**Goal**
Only the number is wanted: how many lines of the data contain "Ogden"?

== Given data ==

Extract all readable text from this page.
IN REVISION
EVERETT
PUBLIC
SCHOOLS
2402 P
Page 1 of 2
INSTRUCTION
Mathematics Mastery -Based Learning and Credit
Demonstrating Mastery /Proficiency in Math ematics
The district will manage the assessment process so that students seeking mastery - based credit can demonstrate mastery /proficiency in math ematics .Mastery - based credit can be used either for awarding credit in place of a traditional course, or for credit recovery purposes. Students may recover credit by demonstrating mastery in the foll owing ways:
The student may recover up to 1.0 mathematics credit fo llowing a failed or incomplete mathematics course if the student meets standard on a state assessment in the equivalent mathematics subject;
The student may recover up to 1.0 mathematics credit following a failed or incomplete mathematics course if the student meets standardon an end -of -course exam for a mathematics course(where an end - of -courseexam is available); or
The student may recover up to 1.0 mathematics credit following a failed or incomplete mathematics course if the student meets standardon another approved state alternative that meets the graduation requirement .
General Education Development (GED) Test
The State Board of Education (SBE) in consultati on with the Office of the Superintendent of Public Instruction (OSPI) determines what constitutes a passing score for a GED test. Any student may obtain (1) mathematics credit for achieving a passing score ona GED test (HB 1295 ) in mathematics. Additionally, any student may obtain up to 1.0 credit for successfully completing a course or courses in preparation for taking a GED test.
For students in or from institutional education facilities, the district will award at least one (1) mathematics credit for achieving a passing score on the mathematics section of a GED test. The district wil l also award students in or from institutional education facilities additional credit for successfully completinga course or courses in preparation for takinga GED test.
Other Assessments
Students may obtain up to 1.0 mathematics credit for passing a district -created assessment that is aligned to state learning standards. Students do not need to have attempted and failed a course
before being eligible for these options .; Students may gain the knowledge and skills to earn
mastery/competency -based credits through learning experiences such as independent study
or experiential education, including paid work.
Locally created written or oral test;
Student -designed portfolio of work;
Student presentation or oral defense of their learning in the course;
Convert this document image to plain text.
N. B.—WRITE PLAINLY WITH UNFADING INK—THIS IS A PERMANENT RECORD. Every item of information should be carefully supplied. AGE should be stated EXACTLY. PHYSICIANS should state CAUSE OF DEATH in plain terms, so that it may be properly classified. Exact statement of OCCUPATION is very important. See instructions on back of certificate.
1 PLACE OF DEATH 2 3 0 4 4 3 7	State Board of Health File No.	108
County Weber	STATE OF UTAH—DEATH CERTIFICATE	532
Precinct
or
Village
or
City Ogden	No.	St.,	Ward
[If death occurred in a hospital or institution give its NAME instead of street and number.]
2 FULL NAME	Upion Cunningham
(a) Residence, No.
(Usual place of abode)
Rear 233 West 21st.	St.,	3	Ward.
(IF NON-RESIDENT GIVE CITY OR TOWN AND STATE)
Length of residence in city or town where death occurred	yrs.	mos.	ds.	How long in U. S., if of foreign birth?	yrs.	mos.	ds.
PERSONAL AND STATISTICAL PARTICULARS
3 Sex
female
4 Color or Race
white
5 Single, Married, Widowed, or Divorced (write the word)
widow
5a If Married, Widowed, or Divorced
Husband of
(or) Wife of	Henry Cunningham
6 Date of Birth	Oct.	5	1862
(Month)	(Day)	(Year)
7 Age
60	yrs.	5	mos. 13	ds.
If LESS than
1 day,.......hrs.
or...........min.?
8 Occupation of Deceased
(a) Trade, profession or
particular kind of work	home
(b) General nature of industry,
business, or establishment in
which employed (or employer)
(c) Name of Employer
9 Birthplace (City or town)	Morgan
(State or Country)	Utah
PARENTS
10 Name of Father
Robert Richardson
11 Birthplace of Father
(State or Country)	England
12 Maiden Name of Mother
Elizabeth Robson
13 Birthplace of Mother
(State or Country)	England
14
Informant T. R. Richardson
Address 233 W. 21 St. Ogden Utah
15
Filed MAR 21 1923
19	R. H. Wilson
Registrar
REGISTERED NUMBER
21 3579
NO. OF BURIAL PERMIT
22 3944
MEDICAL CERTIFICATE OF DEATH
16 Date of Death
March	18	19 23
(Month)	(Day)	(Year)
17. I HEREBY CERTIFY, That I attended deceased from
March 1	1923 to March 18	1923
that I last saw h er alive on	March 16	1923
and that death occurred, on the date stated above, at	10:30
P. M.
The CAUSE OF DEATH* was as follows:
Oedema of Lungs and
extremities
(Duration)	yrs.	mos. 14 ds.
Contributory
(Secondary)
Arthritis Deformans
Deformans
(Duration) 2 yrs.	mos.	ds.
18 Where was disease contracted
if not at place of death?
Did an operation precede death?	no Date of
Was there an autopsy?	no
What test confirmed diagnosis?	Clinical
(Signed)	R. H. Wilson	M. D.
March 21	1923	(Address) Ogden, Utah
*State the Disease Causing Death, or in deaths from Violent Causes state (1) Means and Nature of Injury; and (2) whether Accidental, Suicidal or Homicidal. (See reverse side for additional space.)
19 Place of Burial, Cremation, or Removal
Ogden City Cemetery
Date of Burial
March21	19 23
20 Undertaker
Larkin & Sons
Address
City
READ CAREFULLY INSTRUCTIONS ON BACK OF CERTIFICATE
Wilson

===

**Task output**
4